(Some records)
————————

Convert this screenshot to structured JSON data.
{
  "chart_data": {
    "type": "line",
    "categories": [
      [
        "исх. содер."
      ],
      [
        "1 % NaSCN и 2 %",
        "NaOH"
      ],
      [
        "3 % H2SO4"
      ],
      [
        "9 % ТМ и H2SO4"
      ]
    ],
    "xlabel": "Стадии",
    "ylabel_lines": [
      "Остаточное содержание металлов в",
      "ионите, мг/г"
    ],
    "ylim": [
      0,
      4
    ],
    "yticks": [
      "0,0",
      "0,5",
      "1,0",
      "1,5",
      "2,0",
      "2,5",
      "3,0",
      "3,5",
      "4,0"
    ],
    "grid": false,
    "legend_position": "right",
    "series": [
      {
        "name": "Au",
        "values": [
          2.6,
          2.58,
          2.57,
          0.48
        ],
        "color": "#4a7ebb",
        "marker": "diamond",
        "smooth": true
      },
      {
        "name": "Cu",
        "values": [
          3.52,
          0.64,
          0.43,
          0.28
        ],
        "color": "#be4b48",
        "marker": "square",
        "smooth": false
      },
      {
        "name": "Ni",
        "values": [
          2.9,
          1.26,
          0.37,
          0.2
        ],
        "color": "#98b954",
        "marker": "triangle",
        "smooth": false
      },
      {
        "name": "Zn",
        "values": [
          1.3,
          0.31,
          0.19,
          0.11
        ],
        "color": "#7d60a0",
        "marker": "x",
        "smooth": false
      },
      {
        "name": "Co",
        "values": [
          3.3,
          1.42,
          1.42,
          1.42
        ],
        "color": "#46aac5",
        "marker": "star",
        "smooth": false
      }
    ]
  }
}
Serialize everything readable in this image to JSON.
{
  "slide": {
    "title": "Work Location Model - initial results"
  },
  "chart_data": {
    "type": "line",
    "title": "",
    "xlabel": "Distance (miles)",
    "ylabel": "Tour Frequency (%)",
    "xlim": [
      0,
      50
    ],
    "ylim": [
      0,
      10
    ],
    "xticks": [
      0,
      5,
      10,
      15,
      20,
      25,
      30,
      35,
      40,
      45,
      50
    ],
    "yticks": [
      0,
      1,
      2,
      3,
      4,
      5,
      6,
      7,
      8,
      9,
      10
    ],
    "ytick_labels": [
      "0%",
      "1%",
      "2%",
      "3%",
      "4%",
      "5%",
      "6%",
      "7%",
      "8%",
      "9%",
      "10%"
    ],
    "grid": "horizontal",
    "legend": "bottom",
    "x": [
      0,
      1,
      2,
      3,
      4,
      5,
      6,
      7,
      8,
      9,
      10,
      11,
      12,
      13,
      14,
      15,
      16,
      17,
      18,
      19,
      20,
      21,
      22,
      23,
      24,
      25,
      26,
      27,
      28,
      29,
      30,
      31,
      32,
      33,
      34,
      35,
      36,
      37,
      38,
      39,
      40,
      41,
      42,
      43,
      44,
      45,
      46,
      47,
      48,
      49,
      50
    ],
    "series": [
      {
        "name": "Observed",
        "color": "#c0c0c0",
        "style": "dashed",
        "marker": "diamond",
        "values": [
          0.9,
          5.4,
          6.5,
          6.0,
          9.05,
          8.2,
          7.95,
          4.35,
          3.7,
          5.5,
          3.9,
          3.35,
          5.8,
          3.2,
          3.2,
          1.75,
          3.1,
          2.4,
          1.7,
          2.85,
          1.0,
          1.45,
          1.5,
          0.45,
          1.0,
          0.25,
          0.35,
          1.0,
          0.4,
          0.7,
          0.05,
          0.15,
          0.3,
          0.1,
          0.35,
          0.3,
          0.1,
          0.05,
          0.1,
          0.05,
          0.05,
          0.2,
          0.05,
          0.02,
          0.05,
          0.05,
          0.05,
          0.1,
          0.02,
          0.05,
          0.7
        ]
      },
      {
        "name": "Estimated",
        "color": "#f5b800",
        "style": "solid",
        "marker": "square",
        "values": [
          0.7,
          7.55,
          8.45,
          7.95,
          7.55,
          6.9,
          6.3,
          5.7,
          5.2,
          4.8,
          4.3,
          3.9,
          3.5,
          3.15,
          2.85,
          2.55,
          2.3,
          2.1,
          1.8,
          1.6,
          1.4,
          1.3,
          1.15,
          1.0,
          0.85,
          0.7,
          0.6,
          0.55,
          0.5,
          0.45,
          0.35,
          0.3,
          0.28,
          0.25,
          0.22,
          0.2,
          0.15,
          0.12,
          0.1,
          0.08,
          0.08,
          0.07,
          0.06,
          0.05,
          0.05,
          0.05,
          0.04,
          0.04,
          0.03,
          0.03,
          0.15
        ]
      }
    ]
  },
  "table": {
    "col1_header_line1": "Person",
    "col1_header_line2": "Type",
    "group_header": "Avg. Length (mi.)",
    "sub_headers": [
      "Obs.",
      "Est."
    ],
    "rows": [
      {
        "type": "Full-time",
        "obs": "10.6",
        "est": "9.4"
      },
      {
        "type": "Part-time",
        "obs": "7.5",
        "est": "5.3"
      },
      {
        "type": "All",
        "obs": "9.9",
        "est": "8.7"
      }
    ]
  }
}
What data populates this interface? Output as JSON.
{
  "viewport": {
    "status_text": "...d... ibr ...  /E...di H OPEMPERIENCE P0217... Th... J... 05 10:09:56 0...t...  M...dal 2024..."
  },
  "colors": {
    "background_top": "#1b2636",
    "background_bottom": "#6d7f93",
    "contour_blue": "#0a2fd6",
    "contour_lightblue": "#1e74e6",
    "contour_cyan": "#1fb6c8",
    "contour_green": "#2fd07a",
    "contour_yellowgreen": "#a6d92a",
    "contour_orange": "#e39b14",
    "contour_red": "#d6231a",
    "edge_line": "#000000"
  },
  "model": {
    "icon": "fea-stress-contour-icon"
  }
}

————————

WRITTEN REQUEST: Collect every line with the string "this" from the records, and copy each.

WRITTEN SOLUTION:
Convert this screenshot to structured JSON data.
Serialize everything readable in this image to JSON.
What data populates this interface? Output as JSON.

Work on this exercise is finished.